__Extracted data entries__
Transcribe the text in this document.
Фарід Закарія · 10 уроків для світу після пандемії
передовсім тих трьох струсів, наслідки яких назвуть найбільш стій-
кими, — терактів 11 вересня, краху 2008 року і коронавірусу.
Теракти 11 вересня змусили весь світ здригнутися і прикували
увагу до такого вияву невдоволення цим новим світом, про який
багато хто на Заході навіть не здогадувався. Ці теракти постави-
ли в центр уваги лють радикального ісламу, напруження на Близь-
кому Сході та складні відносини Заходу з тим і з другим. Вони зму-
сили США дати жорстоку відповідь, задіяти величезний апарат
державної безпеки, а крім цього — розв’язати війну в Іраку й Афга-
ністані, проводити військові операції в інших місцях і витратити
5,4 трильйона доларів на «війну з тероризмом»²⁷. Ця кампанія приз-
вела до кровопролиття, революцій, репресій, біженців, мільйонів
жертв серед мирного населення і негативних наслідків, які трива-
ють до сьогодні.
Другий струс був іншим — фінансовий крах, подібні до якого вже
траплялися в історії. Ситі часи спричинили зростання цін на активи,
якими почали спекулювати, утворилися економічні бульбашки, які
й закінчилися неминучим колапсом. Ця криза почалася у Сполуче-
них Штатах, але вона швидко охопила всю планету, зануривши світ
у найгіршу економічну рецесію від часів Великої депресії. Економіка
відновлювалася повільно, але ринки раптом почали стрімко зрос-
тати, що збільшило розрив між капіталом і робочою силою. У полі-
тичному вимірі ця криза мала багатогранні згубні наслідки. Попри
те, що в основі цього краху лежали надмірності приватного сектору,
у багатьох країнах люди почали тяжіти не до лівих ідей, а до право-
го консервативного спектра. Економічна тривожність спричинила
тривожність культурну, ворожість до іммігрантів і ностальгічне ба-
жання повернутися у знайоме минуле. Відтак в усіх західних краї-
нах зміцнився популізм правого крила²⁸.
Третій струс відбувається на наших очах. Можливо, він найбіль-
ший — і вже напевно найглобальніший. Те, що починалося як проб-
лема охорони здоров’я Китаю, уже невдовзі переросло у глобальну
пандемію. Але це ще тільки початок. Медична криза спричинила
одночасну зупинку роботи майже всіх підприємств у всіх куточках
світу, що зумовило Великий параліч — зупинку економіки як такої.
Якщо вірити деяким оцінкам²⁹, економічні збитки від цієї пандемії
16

__The task__
Working from the material above, retype it in its entirety without change.

__Final result__
Transcribe the text in this document.
Фарід Закарія · 10 уроків для світу після пандемії
передовсім тих трьох струсів, наслідки яких назвуть найбільш стій-
кими, — терактів 11 вересня, краху 2008 року і коронавірусу.
Теракти 11 вересня змусили весь світ здригнутися і прикували
увагу до такого вияву невдоволення цим новим світом, про який
багато хто на Заході навіть не здогадувався. Ці теракти постави-
ли в центр уваги лють радикального ісламу, напруження на Близь-
кому Сході та складні відносини Заходу з тим і з другим. Вони зму-
сили США дати жорстоку відповідь, задіяти величезний апарат
державної безпеки, а крім цього — розв’язати війну в Іраку й Афга-
ністані, проводити військові операції в інших місцях і витратити
5,4 трильйона доларів на «війну з тероризмом»²⁷. Ця кампанія приз-
вела до кровопролиття, революцій, репресій, біженців, мільйонів
жертв серед мирного населення і негативних наслідків, які трива-
ють до сьогодні.
Другий струс був іншим — фінансовий крах, подібні до якого вже
траплялися в історії. Ситі часи спричинили зростання цін на активи,
якими почали спекулювати, утворилися економічні бульбашки, які
й закінчилися неминучим колапсом. Ця криза почалася у Сполуче-
них Штатах, але вона швидко охопила всю планету, зануривши світ
у найгіршу економічну рецесію від часів Великої депресії. Економіка
відновлювалася повільно, але ринки раптом почали стрімко зрос-
тати, що збільшило розрив між капіталом і робочою силою. У полі-
тичному вимірі ця криза мала багатогранні згубні наслідки. Попри
те, що в основі цього краху лежали надмірності приватного сектору,
у багатьох країнах люди почали тяжіти не до лівих ідей, а до право-
го консервативного спектра. Економічна тривожність спричинила
тривожність культурну, ворожість до іммігрантів і ностальгічне ба-
жання повернутися у знайоме минуле. Відтак в усіх західних краї-
нах зміцнився популізм правого крила²⁸.
Третій струс відбувається на наших очах. Можливо, він найбіль-
ший — і вже напевно найглобальніший. Те, що починалося як проб-
лема охорони здоров’я Китаю, уже невдовзі переросло у глобальну
пандемію. Але це ще тільки початок. Медична криза спричинила
одночасну зупинку роботи майже всіх підприємств у всіх куточках
світу, що зумовило Великий параліч — зупинку економіки як такої.
Якщо вірити деяким оцінкам²⁹, економічні збитки від цієї пандемії
16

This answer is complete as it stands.